→ Stored data entries:
------------------------------------------------

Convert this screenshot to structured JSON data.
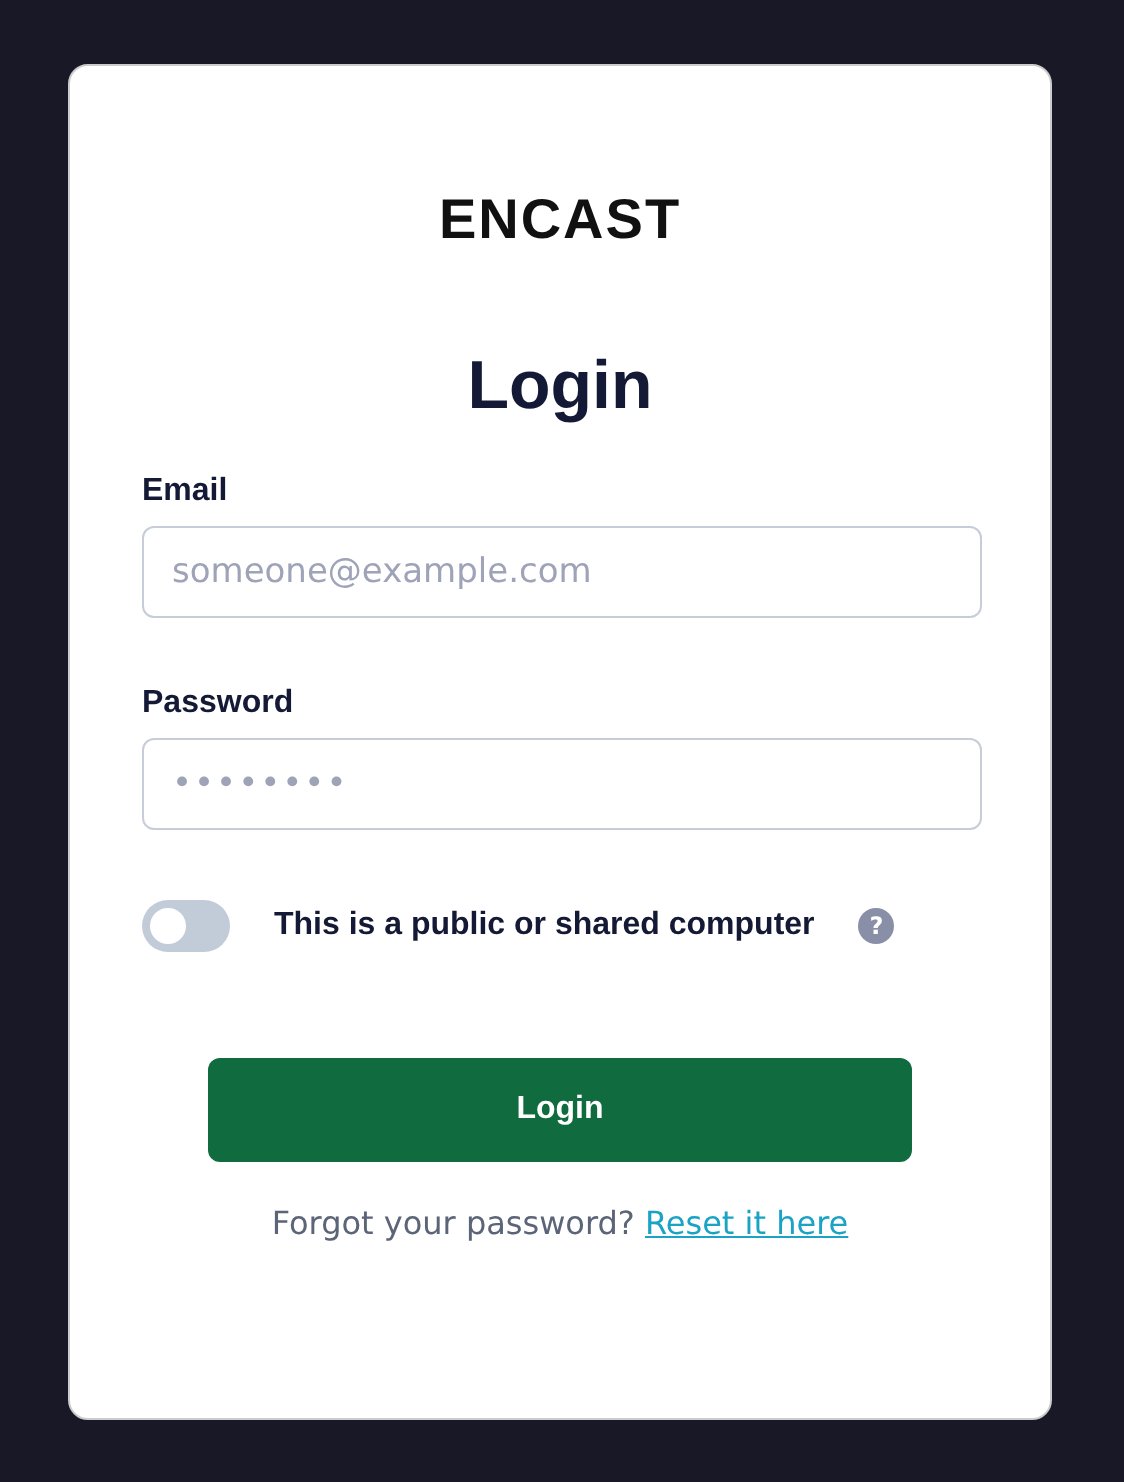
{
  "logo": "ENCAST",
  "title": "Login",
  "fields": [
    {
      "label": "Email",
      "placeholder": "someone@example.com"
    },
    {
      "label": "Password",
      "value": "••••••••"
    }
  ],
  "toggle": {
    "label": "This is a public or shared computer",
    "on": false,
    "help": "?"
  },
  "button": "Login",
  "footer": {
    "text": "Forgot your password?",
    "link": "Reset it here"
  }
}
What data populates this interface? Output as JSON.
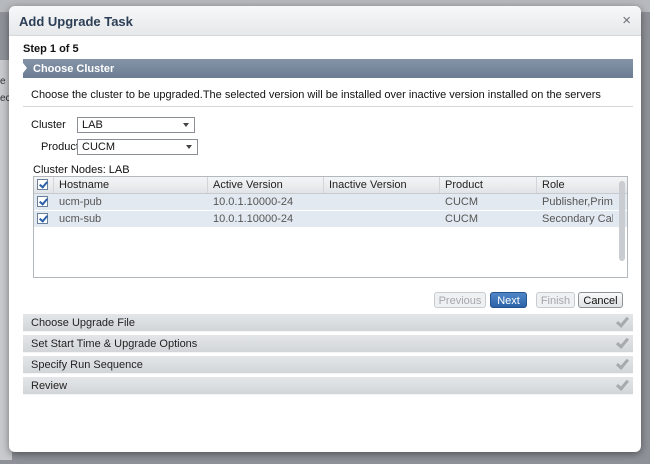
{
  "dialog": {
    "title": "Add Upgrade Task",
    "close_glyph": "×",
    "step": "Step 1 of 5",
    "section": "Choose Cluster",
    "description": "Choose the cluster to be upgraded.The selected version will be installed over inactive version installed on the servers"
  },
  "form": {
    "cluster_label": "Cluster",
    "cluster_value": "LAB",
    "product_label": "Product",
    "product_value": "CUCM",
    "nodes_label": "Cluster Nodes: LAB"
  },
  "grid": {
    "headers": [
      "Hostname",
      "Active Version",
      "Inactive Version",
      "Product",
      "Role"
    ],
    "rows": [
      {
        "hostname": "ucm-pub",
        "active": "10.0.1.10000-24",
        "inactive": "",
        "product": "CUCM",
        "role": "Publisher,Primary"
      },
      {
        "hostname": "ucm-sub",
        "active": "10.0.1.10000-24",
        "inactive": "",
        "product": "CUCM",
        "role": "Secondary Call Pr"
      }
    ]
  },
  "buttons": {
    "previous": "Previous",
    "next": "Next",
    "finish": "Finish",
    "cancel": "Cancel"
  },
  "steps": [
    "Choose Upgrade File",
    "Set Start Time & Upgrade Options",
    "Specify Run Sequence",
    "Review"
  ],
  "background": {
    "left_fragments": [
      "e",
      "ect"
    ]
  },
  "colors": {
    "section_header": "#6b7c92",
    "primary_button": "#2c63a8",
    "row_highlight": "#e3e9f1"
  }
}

------------------------------------------------

→ WRITTEN EXERCISE: Leave out every picture, and write out exactly the lines from the one bearing "What data populates" through the final line.

→ RESPONSE:
What data populates this interface? Output as JSON.
{
  "dialog": {
    "title": "Add Upgrade Task",
    "close_glyph": "×",
    "step": "Step 1 of 5",
    "section": "Choose Cluster",
    "description": "Choose the cluster to be upgraded.The selected version will be installed over inactive version installed on the servers"
  },
  "form": {
    "cluster_label": "Cluster",
    "cluster_value": "LAB",
    "product_label": "Product",
    "product_value": "CUCM",
    "nodes_label": "Cluster Nodes: LAB"
  },
  "grid": {
    "headers": [
      "Hostname",
      "Active Version",
      "Inactive Version",
      "Product",
      "Role"
    ],
    "rows": [
      {
        "hostname": "ucm-pub",
        "active": "10.0.1.10000-24",
        "inactive": "",
        "product": "CUCM",
        "role": "Publisher,Primary"
      },
      {
        "hostname": "ucm-sub",
        "active": "10.0.1.10000-24",
        "inactive": "",
        "product": "CUCM",
        "role": "Secondary Call Pr"
      }
    ]
  },
  "buttons": {
    "previous": "Previous",
    "next": "Next",
    "finish": "Finish",
    "cancel": "Cancel"
  },
  "steps": [
    "Choose Upgrade File",
    "Set Start Time & Upgrade Options",
    "Specify Run Sequence",
    "Review"
  ],
  "background": {
    "left_fragments": [
      "e",
      "ect"
    ]
  },
  "colors": {
    "section_header": "#6b7c92",
    "primary_button": "#2c63a8",
    "row_highlight": "#e3e9f1"
  }
}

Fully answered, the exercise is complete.